• [Work task]
One line at a time, check the entries below for the word "icon", and copy each line that has it.
------ Records for this exercise
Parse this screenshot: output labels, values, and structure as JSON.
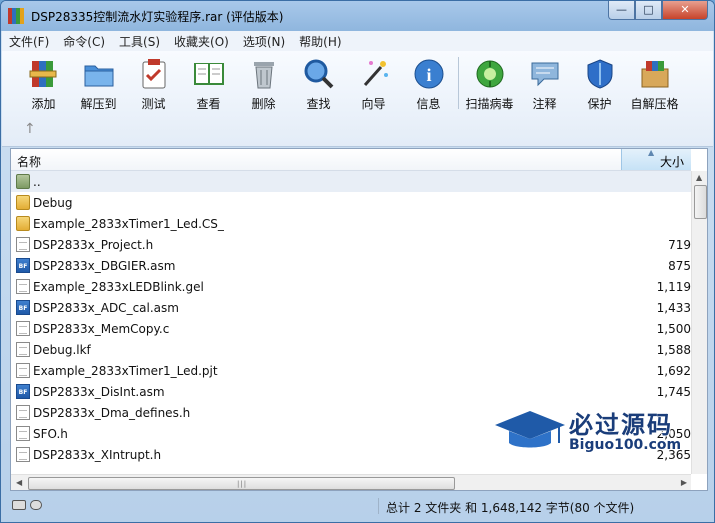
{
  "window": {
    "title": "DSP28335控制流水灯实验程序.rar (评估版本)",
    "buttons": {
      "minimize": "—",
      "maximize": "□",
      "close": "✕"
    }
  },
  "menu": [
    "文件(F)",
    "命令(C)",
    "工具(S)",
    "收藏夹(O)",
    "选项(N)",
    "帮助(H)"
  ],
  "toolbar": {
    "tools": [
      {
        "label": "添加",
        "icon": "add-archive-icon"
      },
      {
        "label": "解压到",
        "icon": "extract-folder-icon"
      },
      {
        "label": "测试",
        "icon": "test-clipboard-icon"
      },
      {
        "label": "查看",
        "icon": "view-book-icon"
      },
      {
        "label": "删除",
        "icon": "trash-icon"
      },
      {
        "label": "查找",
        "icon": "find-magnifier-icon"
      },
      {
        "label": "向导",
        "icon": "wizard-wand-icon"
      },
      {
        "label": "信息",
        "icon": "info-icon"
      },
      {
        "label": "扫描病毒",
        "icon": "virus-scan-icon"
      },
      {
        "label": "注释",
        "icon": "comment-icon"
      },
      {
        "label": "保护",
        "icon": "shield-icon"
      },
      {
        "label": "自解压格",
        "icon": "sfx-box-icon"
      }
    ],
    "up_arrow": "↑"
  },
  "filelist": {
    "columns": {
      "name": "名称",
      "size": "大小"
    },
    "rows": [
      {
        "name": "..",
        "size": "",
        "type": "updir"
      },
      {
        "name": "Debug",
        "size": "",
        "type": "folder"
      },
      {
        "name": "Example_2833xTimer1_Led.CS_",
        "size": "",
        "type": "folder"
      },
      {
        "name": "DSP2833x_Project.h",
        "size": "719",
        "type": "file"
      },
      {
        "name": "DSP2833x_DBGIER.asm",
        "size": "875",
        "type": "asm"
      },
      {
        "name": "Example_2833xLEDBlink.gel",
        "size": "1,119",
        "type": "file"
      },
      {
        "name": "DSP2833x_ADC_cal.asm",
        "size": "1,433",
        "type": "asm"
      },
      {
        "name": "DSP2833x_MemCopy.c",
        "size": "1,500",
        "type": "file"
      },
      {
        "name": "Debug.lkf",
        "size": "1,588",
        "type": "file"
      },
      {
        "name": "Example_2833xTimer1_Led.pjt",
        "size": "1,692",
        "type": "file"
      },
      {
        "name": "DSP2833x_DisInt.asm",
        "size": "1,745",
        "type": "asm"
      },
      {
        "name": "DSP2833x_Dma_defines.h",
        "size": "",
        "type": "file"
      },
      {
        "name": "SFO.h",
        "size": "2,050",
        "type": "file"
      },
      {
        "name": "DSP2833x_XIntrupt.h",
        "size": "2,365",
        "type": "file"
      }
    ]
  },
  "status": {
    "text": "总计 2 文件夹 和 1,648,142 字节(80 个文件)"
  },
  "watermark": {
    "title": "必过源码",
    "sub": "Biguo100.com"
  }
}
------------
• [Output of the exercise]
        "icon": "add-archive-icon"
        "icon": "extract-folder-icon"
        "icon": "test-clipboard-icon"
        "icon": "view-book-icon"
        "icon": "trash-icon"
        "icon": "find-magnifier-icon"
        "icon": "wizard-wand-icon"
        "icon": "info-icon"
        "icon": "virus-scan-icon"
        "icon": "comment-icon"
        "icon": "shield-icon"
        "icon": "sfx-box-icon"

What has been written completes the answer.